(Task goal): Transcribe the listing below word for word.

(Input for this task):

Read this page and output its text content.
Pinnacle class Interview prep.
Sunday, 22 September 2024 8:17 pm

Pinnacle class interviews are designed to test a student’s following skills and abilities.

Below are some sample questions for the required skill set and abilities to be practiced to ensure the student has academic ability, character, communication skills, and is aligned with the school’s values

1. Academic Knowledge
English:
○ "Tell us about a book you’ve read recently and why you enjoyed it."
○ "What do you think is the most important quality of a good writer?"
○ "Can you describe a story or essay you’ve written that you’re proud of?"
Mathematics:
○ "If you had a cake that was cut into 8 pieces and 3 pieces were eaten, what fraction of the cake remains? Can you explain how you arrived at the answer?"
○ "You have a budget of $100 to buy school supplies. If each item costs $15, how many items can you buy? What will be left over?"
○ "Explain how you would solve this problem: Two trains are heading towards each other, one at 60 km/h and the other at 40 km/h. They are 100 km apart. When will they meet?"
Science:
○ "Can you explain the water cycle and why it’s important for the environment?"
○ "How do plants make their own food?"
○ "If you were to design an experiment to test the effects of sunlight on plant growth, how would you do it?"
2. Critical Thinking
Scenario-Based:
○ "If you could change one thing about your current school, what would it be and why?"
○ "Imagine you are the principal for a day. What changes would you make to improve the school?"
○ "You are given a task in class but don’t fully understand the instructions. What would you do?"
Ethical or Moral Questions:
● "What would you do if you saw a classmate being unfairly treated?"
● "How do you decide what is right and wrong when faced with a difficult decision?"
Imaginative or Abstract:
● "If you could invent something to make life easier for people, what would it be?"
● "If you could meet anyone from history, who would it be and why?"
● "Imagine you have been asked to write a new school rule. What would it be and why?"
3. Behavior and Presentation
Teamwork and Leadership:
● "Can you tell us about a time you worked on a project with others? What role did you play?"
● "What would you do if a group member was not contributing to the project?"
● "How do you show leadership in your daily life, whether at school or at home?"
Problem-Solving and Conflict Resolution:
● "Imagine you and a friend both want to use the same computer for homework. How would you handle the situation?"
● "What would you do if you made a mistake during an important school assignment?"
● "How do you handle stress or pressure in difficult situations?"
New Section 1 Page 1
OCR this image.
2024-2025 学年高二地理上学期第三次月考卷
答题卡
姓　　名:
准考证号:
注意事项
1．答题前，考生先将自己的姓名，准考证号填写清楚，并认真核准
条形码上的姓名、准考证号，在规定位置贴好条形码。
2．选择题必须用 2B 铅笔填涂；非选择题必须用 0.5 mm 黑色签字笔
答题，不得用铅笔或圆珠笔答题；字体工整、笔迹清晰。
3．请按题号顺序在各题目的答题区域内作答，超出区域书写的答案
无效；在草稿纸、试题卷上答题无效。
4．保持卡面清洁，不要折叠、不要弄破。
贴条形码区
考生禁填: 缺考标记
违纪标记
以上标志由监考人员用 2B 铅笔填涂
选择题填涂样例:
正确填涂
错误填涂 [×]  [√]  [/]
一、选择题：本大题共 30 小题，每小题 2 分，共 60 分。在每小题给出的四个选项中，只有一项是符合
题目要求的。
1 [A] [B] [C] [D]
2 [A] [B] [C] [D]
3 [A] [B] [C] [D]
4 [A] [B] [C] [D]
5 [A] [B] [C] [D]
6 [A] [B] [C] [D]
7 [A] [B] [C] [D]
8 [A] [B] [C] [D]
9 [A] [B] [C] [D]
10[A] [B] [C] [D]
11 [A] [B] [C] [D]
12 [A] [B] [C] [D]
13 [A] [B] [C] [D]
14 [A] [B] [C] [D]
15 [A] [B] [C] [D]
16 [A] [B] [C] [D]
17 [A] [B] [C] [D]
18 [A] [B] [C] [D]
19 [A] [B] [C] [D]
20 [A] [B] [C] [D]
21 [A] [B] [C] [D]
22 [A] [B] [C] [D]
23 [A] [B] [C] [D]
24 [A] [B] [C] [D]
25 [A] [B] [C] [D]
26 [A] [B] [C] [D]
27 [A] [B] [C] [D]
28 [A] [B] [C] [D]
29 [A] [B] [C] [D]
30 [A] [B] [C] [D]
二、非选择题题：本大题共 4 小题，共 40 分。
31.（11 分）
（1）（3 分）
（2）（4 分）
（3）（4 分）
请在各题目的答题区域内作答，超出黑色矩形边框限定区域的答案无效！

(Complete response):
Read this page and output its text content.
Pinnacle class Interview prep.
Sunday, 22 September 2024 8:17 pm

Pinnacle class interviews are designed to test a student’s following skills and abilities.

Below are some sample questions for the required skill set and abilities to be practiced to ensure the student has academic ability, character, communication skills, and is aligned with the school’s values

1. Academic Knowledge
English:
○ "Tell us about a book you’ve read recently and why you enjoyed it."
○ "What do you think is the most important quality of a good writer?"
○ "Can you describe a story or essay you’ve written that you’re proud of?"
Mathematics:
○ "If you had a cake that was cut into 8 pieces and 3 pieces were eaten, what fraction of the cake remains? Can you explain how you arrived at the answer?"
○ "You have a budget of $100 to buy school supplies. If each item costs $15, how many items can you buy? What will be left over?"
○ "Explain how you would solve this problem: Two trains are heading towards each other, one at 60 km/h and the other at 40 km/h. They are 100 km apart. When will they meet?"
Science:
○ "Can you explain the water cycle and why it’s important for the environment?"
○ "How do plants make their own food?"
○ "If you were to design an experiment to test the effects of sunlight on plant growth, how would you do it?"
2. Critical Thinking
Scenario-Based:
○ "If you could change one thing about your current school, what would it be and why?"
○ "Imagine you are the principal for a day. What changes would you make to improve the school?"
○ "You are given a task in class but don’t fully understand the instructions. What would you do?"
Ethical or Moral Questions:
● "What would you do if you saw a classmate being unfairly treated?"
● "How do you decide what is right and wrong when faced with a difficult decision?"
Imaginative or Abstract:
● "If you could invent something to make life easier for people, what would it be?"
● "If you could meet anyone from history, who would it be and why?"
● "Imagine you have been asked to write a new school rule. What would it be and why?"
3. Behavior and Presentation
Teamwork and Leadership:
● "Can you tell us about a time you worked on a project with others? What role did you play?"
● "What would you do if a group member was not contributing to the project?"
● "How do you show leadership in your daily life, whether at school or at home?"
Problem-Solving and Conflict Resolution:
● "Imagine you and a friend both want to use the same computer for homework. How would you handle the situation?"
● "What would you do if you made a mistake during an important school assignment?"
● "How do you handle stress or pressure in difficult situations?"
New Section 1 Page 1
OCR this image.
2024-2025 学年高二地理上学期第三次月考卷
答题卡
姓　　名:
准考证号:
注意事项
1．答题前，考生先将自己的姓名，准考证号填写清楚，并认真核准
条形码上的姓名、准考证号，在规定位置贴好条形码。
2．选择题必须用 2B 铅笔填涂；非选择题必须用 0.5 mm 黑色签字笔
答题，不得用铅笔或圆珠笔答题；字体工整、笔迹清晰。
3．请按题号顺序在各题目的答题区域内作答，超出区域书写的答案
无效；在草稿纸、试题卷上答题无效。
4．保持卡面清洁，不要折叠、不要弄破。
贴条形码区
考生禁填: 缺考标记
违纪标记
以上标志由监考人员用 2B 铅笔填涂
选择题填涂样例:
正确填涂
错误填涂 [×]  [√]  [/]
一、选择题：本大题共 30 小题，每小题 2 分，共 60 分。在每小题给出的四个选项中，只有一项是符合
题目要求的。
1 [A] [B] [C] [D]
2 [A] [B] [C] [D]
3 [A] [B] [C] [D]
4 [A] [B] [C] [D]
5 [A] [B] [C] [D]
6 [A] [B] [C] [D]
7 [A] [B] [C] [D]
8 [A] [B] [C] [D]
9 [A] [B] [C] [D]
10[A] [B] [C] [D]
11 [A] [B] [C] [D]
12 [A] [B] [C] [D]
13 [A] [B] [C] [D]
14 [A] [B] [C] [D]
15 [A] [B] [C] [D]
16 [A] [B] [C] [D]
17 [A] [B] [C] [D]
18 [A] [B] [C] [D]
19 [A] [B] [C] [D]
20 [A] [B] [C] [D]
21 [A] [B] [C] [D]
22 [A] [B] [C] [D]
23 [A] [B] [C] [D]
24 [A] [B] [C] [D]
25 [A] [B] [C] [D]
26 [A] [B] [C] [D]
27 [A] [B] [C] [D]
28 [A] [B] [C] [D]
29 [A] [B] [C] [D]
30 [A] [B] [C] [D]
二、非选择题题：本大题共 4 小题，共 40 分。
31.（11 分）
（1）（3 分）
（2）（4 分）
（3）（4 分）
请在各题目的答题区域内作答，超出黑色矩形边框限定区域的答案无效！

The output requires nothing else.